Every line that includes the word "mail" is to be listed.

(Data listing)
☆ ☆ ☆ ☆ ☆ ☆ ☆

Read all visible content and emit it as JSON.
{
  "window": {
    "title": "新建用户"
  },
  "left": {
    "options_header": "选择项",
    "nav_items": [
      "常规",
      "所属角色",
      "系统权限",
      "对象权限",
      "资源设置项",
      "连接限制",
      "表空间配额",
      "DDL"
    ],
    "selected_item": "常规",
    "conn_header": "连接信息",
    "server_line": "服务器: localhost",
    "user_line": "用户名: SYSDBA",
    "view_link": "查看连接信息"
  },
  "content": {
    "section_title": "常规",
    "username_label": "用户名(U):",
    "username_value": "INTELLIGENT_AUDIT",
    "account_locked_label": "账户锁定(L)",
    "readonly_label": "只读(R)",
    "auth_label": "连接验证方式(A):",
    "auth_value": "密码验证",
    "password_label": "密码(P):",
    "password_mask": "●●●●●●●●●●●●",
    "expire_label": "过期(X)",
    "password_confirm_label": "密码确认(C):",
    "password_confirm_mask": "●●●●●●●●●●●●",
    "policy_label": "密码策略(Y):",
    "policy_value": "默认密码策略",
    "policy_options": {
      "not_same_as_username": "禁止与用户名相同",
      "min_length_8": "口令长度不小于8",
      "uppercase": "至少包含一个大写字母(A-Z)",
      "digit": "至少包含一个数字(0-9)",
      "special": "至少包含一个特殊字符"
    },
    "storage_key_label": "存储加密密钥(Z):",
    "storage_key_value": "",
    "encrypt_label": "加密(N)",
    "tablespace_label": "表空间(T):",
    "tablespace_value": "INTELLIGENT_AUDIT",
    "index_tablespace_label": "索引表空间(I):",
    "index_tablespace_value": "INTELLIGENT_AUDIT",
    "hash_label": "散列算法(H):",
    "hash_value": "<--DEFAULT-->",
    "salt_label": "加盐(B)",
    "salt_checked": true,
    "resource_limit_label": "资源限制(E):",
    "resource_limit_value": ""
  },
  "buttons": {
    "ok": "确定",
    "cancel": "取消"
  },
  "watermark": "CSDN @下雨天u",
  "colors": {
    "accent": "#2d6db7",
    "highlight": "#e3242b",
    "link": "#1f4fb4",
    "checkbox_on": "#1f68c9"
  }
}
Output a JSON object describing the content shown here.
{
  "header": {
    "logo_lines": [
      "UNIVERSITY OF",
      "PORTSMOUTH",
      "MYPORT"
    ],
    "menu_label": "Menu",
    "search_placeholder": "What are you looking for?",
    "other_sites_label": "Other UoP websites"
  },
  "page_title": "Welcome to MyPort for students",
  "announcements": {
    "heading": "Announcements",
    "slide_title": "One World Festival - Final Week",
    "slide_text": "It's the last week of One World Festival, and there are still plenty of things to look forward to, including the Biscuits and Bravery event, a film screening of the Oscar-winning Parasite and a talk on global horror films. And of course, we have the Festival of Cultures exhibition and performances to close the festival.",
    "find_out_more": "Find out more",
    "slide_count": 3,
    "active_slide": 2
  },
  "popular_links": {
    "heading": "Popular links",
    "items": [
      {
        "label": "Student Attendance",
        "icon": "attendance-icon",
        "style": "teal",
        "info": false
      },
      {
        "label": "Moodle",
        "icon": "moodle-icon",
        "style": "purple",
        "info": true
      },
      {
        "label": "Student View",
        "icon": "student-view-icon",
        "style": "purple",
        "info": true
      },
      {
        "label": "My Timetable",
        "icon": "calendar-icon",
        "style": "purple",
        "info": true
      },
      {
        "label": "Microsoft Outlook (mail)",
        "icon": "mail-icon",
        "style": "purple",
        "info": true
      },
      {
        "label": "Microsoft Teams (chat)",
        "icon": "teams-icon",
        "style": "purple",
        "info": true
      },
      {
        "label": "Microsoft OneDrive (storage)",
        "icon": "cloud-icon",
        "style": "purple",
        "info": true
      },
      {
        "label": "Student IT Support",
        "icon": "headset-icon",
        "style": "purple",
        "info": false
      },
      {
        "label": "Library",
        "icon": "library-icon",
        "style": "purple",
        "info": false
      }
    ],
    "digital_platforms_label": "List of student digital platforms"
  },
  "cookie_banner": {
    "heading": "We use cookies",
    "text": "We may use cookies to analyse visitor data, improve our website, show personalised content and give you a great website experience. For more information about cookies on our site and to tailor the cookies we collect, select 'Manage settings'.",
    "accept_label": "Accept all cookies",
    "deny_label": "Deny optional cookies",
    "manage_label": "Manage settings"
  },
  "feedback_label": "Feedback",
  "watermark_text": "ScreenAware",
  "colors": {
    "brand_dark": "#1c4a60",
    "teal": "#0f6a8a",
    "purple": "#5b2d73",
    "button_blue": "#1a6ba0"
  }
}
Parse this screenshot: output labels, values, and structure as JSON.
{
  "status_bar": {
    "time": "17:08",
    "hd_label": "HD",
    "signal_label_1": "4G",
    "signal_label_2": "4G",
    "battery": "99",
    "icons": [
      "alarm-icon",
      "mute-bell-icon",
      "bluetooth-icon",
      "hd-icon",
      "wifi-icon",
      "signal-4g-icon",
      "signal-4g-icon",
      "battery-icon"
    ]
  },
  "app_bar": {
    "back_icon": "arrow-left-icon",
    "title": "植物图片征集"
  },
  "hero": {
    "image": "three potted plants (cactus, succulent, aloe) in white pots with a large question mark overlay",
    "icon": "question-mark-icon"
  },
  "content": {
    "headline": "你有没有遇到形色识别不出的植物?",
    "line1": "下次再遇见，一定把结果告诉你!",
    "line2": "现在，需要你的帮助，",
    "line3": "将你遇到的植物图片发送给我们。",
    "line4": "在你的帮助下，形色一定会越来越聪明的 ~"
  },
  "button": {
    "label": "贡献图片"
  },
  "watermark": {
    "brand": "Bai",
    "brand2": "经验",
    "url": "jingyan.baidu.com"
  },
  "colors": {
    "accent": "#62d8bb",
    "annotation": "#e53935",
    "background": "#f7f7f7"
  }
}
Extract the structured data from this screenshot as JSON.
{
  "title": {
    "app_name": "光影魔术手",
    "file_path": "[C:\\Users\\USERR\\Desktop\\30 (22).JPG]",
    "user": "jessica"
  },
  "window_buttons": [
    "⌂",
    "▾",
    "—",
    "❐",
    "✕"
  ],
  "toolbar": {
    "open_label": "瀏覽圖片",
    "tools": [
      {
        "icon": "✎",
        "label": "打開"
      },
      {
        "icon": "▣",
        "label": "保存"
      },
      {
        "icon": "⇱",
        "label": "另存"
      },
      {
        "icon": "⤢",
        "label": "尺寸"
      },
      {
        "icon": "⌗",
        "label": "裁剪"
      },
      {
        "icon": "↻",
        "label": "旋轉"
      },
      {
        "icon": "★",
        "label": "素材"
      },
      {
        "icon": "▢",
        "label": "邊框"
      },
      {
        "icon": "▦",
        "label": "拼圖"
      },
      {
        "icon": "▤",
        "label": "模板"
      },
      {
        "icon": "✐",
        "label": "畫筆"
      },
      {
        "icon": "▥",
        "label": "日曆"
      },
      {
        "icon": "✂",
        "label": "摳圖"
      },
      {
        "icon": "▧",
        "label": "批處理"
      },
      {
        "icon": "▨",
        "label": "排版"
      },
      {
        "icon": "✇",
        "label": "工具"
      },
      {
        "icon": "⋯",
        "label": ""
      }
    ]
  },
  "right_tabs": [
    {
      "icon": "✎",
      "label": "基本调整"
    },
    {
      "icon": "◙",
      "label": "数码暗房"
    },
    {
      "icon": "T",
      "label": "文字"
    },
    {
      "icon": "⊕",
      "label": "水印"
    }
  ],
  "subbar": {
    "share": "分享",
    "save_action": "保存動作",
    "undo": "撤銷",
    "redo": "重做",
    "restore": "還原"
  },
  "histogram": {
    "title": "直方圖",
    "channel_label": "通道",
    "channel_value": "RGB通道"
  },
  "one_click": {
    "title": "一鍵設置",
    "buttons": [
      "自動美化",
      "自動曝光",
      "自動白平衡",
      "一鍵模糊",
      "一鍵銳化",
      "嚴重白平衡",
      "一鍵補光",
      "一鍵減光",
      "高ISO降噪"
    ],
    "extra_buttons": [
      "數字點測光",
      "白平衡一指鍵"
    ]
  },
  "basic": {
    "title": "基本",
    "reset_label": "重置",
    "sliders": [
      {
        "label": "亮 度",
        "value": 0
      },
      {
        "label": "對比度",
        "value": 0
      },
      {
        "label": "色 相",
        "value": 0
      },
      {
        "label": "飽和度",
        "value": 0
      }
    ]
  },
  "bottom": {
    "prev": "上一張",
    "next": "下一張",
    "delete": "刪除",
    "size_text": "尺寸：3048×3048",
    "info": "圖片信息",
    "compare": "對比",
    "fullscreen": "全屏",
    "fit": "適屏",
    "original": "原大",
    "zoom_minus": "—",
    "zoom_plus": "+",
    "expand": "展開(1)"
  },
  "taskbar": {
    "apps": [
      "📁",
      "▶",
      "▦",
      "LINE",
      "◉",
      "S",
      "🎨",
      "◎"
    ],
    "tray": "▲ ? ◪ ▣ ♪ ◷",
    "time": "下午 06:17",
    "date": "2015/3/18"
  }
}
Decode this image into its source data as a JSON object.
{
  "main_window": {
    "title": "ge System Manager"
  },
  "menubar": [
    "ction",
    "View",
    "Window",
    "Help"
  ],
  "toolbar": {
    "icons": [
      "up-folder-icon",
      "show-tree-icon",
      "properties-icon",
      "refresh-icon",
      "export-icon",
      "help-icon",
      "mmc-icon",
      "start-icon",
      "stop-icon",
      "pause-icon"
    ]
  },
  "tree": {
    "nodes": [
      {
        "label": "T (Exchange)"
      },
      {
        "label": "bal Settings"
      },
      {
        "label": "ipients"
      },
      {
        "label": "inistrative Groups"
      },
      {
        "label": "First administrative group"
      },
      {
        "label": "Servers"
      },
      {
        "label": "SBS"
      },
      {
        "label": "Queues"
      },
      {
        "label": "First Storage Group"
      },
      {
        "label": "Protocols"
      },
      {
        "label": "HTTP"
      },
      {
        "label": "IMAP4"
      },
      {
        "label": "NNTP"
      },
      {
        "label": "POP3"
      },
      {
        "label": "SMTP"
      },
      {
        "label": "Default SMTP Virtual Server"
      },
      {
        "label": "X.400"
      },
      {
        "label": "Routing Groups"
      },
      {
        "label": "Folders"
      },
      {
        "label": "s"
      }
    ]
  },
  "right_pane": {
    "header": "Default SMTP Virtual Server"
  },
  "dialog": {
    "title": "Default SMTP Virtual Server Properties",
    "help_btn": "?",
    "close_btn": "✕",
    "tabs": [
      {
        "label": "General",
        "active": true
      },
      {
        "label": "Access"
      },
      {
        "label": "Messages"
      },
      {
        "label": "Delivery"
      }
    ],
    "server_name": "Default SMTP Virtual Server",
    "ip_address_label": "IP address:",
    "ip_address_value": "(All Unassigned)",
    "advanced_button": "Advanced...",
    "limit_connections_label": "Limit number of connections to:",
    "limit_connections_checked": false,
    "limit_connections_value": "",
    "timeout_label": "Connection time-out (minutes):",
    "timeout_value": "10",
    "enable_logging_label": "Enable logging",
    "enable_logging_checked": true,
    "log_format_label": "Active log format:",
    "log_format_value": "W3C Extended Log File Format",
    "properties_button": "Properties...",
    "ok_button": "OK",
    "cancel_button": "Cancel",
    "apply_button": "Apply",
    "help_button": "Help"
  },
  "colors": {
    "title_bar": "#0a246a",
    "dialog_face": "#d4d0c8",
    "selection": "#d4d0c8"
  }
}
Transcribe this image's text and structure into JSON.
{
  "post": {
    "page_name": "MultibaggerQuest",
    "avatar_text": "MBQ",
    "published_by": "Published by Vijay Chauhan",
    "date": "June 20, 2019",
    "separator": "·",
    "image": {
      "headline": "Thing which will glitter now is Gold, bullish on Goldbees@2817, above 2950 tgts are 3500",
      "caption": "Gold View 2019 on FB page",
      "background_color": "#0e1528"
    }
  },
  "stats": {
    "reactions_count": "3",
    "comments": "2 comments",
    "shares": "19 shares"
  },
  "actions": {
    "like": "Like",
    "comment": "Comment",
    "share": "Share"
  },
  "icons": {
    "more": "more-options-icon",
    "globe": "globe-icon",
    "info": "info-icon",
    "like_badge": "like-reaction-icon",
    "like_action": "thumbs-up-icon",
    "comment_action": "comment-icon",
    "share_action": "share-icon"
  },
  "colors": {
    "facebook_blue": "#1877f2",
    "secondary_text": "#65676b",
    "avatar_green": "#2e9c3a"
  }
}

☆ ☆ ☆ ☆ ☆ ☆ ☆

OUTPUT OF THE TASK ::
        "label": "Microsoft Outlook (mail)",
        "icon": "mail-icon",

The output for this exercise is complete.